TASK TO CARRY OUT: Reproduce each line bearing the word "prefix".

** begin DATA ENTRIES **

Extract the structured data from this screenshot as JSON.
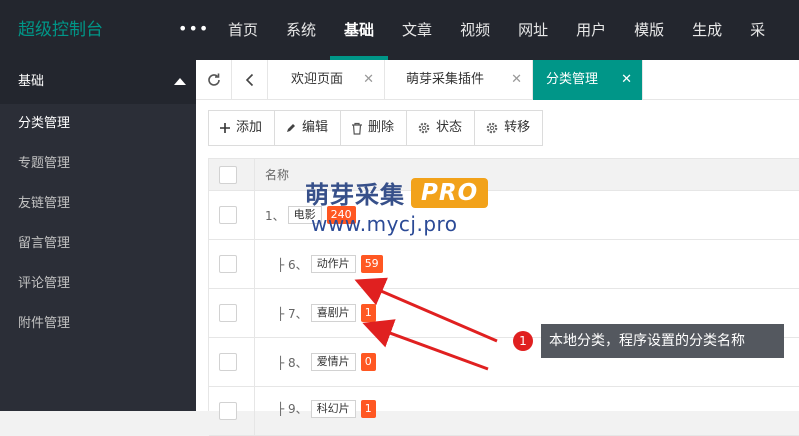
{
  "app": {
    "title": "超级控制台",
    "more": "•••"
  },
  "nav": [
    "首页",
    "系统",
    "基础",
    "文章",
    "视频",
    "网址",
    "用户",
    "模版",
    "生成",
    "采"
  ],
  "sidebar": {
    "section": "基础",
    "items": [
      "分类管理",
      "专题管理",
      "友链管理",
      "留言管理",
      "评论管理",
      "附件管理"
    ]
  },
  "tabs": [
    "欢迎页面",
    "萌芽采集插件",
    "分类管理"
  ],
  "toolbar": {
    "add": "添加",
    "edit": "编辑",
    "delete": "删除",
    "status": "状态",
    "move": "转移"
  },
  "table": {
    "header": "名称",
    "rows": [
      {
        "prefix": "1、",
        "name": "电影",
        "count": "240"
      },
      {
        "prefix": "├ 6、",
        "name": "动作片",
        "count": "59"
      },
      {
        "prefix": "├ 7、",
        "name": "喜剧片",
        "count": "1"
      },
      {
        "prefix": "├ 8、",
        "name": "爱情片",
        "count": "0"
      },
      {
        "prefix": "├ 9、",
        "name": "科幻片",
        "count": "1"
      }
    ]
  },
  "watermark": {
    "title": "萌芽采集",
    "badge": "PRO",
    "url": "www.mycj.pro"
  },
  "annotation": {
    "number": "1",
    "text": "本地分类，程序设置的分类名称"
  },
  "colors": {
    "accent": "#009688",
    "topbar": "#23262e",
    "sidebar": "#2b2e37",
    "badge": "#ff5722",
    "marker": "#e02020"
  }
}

** end DATA ENTRIES **
** begin DATA ENTRIES **

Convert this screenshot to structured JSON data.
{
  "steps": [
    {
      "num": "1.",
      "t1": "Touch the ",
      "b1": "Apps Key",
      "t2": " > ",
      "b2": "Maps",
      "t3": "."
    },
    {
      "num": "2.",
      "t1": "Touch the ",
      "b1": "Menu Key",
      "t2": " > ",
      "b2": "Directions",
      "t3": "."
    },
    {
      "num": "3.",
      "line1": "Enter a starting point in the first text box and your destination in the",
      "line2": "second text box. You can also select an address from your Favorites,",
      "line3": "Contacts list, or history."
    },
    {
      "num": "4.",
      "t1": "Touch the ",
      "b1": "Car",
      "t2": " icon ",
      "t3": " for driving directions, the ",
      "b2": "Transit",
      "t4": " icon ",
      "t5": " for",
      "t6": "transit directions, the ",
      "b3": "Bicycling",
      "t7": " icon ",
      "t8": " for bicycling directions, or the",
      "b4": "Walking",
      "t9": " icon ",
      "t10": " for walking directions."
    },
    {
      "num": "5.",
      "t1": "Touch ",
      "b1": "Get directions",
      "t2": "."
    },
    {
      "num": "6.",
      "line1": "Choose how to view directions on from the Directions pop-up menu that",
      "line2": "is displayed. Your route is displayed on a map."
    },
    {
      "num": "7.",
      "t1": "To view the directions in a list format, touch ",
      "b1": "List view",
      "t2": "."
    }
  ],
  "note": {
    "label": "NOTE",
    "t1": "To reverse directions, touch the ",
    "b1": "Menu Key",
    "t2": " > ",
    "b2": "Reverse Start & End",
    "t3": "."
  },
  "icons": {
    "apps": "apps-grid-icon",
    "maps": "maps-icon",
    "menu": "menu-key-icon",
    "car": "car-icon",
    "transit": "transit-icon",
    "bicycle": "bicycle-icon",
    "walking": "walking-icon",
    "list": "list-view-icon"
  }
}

** end DATA ENTRIES **

FINAL RESULT:
        "prefix": "1、",
        "prefix": "├ 6、",
        "prefix": "├ 7、",
        "prefix": "├ 8、",
        "prefix": "├ 9、",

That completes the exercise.